Aim: Give an exact copy of every line, leaving images out.

Data for this exercise:
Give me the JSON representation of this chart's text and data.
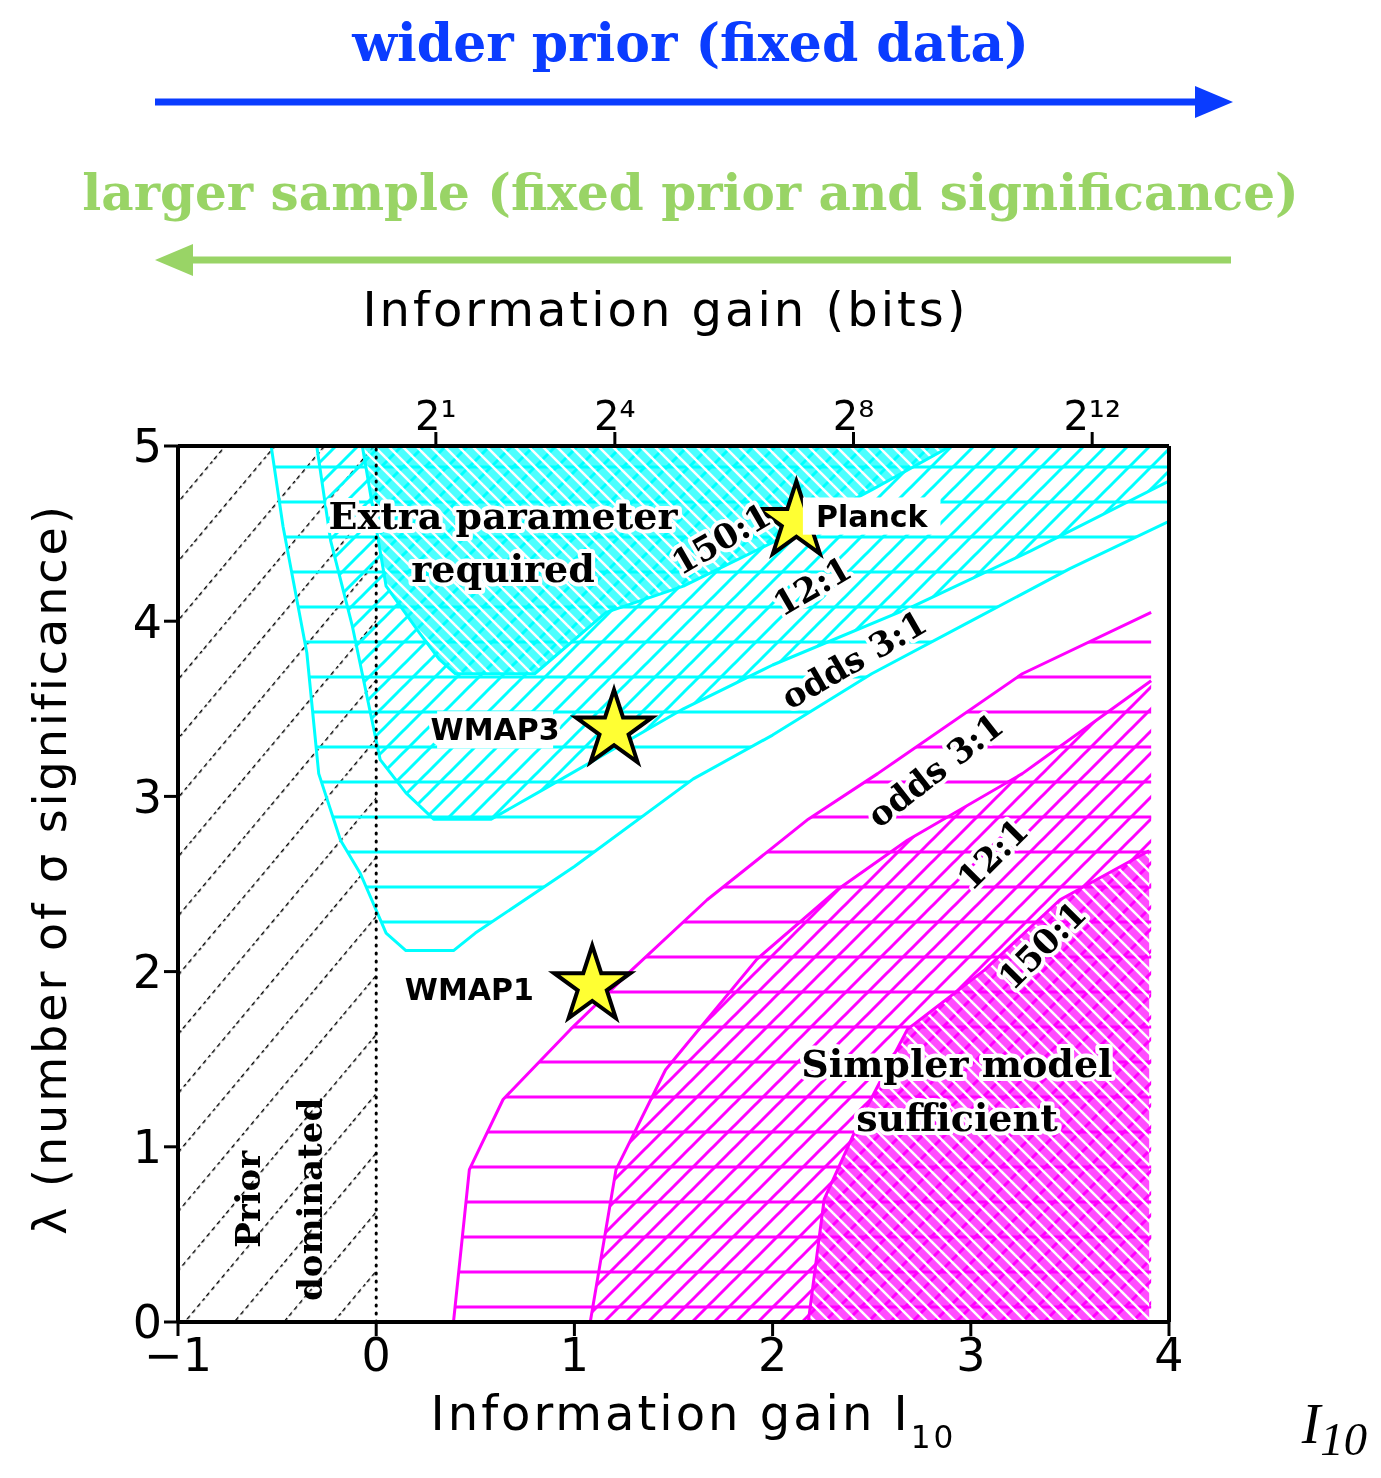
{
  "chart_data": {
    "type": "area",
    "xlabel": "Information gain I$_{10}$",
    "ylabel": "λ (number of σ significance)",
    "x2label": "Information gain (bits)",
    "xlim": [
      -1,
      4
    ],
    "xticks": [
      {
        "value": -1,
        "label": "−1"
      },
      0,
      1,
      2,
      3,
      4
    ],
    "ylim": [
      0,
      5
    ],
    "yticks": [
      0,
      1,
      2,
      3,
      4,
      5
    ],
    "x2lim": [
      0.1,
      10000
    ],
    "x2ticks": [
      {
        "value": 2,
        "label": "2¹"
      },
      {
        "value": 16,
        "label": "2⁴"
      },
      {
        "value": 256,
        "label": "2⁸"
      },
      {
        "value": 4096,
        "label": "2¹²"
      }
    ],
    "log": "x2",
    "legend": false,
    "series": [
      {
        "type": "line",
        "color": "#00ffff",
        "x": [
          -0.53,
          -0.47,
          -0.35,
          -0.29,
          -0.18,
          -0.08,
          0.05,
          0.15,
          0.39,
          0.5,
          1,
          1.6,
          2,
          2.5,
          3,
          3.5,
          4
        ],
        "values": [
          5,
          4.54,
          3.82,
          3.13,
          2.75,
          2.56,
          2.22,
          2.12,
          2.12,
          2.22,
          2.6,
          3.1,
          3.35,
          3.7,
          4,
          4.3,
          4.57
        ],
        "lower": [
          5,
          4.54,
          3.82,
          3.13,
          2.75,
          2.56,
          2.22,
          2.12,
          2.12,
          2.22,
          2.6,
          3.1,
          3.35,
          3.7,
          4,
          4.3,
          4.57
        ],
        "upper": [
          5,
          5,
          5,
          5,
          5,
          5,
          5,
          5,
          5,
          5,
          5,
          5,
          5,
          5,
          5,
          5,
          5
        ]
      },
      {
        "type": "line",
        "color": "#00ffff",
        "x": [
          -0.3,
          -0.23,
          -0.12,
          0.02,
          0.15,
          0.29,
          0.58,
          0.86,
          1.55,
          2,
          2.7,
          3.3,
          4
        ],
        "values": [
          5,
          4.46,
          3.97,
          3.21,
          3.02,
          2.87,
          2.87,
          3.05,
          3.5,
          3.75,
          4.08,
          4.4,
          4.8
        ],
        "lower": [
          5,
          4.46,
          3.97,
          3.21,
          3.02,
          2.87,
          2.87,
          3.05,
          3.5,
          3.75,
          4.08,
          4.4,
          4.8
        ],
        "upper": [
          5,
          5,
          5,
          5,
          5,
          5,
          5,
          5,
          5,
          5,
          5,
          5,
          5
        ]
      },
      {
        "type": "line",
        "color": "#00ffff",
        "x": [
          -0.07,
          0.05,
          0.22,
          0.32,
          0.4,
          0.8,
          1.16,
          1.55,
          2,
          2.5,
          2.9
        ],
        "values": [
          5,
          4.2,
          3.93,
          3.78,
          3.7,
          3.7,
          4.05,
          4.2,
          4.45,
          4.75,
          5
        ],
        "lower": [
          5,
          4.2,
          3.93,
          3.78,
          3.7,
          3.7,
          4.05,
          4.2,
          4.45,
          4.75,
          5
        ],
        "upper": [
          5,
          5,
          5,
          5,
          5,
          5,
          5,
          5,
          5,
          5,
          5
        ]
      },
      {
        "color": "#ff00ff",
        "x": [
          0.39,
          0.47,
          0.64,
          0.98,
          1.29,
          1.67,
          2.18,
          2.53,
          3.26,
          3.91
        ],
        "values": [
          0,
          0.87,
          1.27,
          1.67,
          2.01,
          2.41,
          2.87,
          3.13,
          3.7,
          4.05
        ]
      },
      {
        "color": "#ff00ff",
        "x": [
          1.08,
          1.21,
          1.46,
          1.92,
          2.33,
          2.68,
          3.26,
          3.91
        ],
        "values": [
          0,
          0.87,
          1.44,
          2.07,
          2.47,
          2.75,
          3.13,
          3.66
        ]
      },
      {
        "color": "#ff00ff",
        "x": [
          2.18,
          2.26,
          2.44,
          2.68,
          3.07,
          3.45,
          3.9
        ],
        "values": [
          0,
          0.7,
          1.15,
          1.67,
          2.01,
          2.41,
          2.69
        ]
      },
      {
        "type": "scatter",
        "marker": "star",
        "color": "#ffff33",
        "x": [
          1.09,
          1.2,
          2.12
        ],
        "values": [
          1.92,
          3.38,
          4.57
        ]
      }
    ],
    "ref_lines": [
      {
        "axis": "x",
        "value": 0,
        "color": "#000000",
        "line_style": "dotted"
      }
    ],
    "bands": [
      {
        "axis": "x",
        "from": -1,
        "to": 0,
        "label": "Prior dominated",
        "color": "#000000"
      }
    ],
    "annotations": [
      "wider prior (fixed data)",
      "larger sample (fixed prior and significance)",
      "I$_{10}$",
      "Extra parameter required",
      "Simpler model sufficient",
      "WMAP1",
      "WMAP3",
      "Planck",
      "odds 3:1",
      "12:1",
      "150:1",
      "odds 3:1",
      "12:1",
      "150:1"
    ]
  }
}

Exercise answer:
Give me the JSON representation of this chart's text and data.
{
  "chart_data": {
    "type": "area",
    "xlabel": "Information gain I$_{10}$",
    "ylabel": "λ (number of σ significance)",
    "x2label": "Information gain (bits)",
    "xlim": [
      -1,
      4
    ],
    "xticks": [
      {
        "value": -1,
        "label": "−1"
      },
      0,
      1,
      2,
      3,
      4
    ],
    "ylim": [
      0,
      5
    ],
    "yticks": [
      0,
      1,
      2,
      3,
      4,
      5
    ],
    "x2lim": [
      0.1,
      10000
    ],
    "x2ticks": [
      {
        "value": 2,
        "label": "2¹"
      },
      {
        "value": 16,
        "label": "2⁴"
      },
      {
        "value": 256,
        "label": "2⁸"
      },
      {
        "value": 4096,
        "label": "2¹²"
      }
    ],
    "log": "x2",
    "legend": false,
    "series": [
      {
        "type": "line",
        "color": "#00ffff",
        "x": [
          -0.53,
          -0.47,
          -0.35,
          -0.29,
          -0.18,
          -0.08,
          0.05,
          0.15,
          0.39,
          0.5,
          1,
          1.6,
          2,
          2.5,
          3,
          3.5,
          4
        ],
        "values": [
          5,
          4.54,
          3.82,
          3.13,
          2.75,
          2.56,
          2.22,
          2.12,
          2.12,
          2.22,
          2.6,
          3.1,
          3.35,
          3.7,
          4,
          4.3,
          4.57
        ],
        "lower": [
          5,
          4.54,
          3.82,
          3.13,
          2.75,
          2.56,
          2.22,
          2.12,
          2.12,
          2.22,
          2.6,
          3.1,
          3.35,
          3.7,
          4,
          4.3,
          4.57
        ],
        "upper": [
          5,
          5,
          5,
          5,
          5,
          5,
          5,
          5,
          5,
          5,
          5,
          5,
          5,
          5,
          5,
          5,
          5
        ]
      },
      {
        "type": "line",
        "color": "#00ffff",
        "x": [
          -0.3,
          -0.23,
          -0.12,
          0.02,
          0.15,
          0.29,
          0.58,
          0.86,
          1.55,
          2,
          2.7,
          3.3,
          4
        ],
        "values": [
          5,
          4.46,
          3.97,
          3.21,
          3.02,
          2.87,
          2.87,
          3.05,
          3.5,
          3.75,
          4.08,
          4.4,
          4.8
        ],
        "lower": [
          5,
          4.46,
          3.97,
          3.21,
          3.02,
          2.87,
          2.87,
          3.05,
          3.5,
          3.75,
          4.08,
          4.4,
          4.8
        ],
        "upper": [
          5,
          5,
          5,
          5,
          5,
          5,
          5,
          5,
          5,
          5,
          5,
          5,
          5
        ]
      },
      {
        "type": "line",
        "color": "#00ffff",
        "x": [
          -0.07,
          0.05,
          0.22,
          0.32,
          0.4,
          0.8,
          1.16,
          1.55,
          2,
          2.5,
          2.9
        ],
        "values": [
          5,
          4.2,
          3.93,
          3.78,
          3.7,
          3.7,
          4.05,
          4.2,
          4.45,
          4.75,
          5
        ],
        "lower": [
          5,
          4.2,
          3.93,
          3.78,
          3.7,
          3.7,
          4.05,
          4.2,
          4.45,
          4.75,
          5
        ],
        "upper": [
          5,
          5,
          5,
          5,
          5,
          5,
          5,
          5,
          5,
          5,
          5
        ]
      },
      {
        "color": "#ff00ff",
        "x": [
          0.39,
          0.47,
          0.64,
          0.98,
          1.29,
          1.67,
          2.18,
          2.53,
          3.26,
          3.91
        ],
        "values": [
          0,
          0.87,
          1.27,
          1.67,
          2.01,
          2.41,
          2.87,
          3.13,
          3.7,
          4.05
        ]
      },
      {
        "color": "#ff00ff",
        "x": [
          1.08,
          1.21,
          1.46,
          1.92,
          2.33,
          2.68,
          3.26,
          3.91
        ],
        "values": [
          0,
          0.87,
          1.44,
          2.07,
          2.47,
          2.75,
          3.13,
          3.66
        ]
      },
      {
        "color": "#ff00ff",
        "x": [
          2.18,
          2.26,
          2.44,
          2.68,
          3.07,
          3.45,
          3.9
        ],
        "values": [
          0,
          0.7,
          1.15,
          1.67,
          2.01,
          2.41,
          2.69
        ]
      },
      {
        "type": "scatter",
        "marker": "star",
        "color": "#ffff33",
        "x": [
          1.09,
          1.2,
          2.12
        ],
        "values": [
          1.92,
          3.38,
          4.57
        ]
      }
    ],
    "ref_lines": [
      {
        "axis": "x",
        "value": 0,
        "color": "#000000",
        "line_style": "dotted"
      }
    ],
    "bands": [
      {
        "axis": "x",
        "from": -1,
        "to": 0,
        "label": "Prior dominated",
        "color": "#000000"
      }
    ],
    "annotations": [
      "wider prior (fixed data)",
      "larger sample (fixed prior and significance)",
      "I$_{10}$",
      "Extra parameter required",
      "Simpler model sufficient",
      "WMAP1",
      "WMAP3",
      "Planck",
      "odds 3:1",
      "12:1",
      "150:1",
      "odds 3:1",
      "12:1",
      "150:1"
    ]
  }
}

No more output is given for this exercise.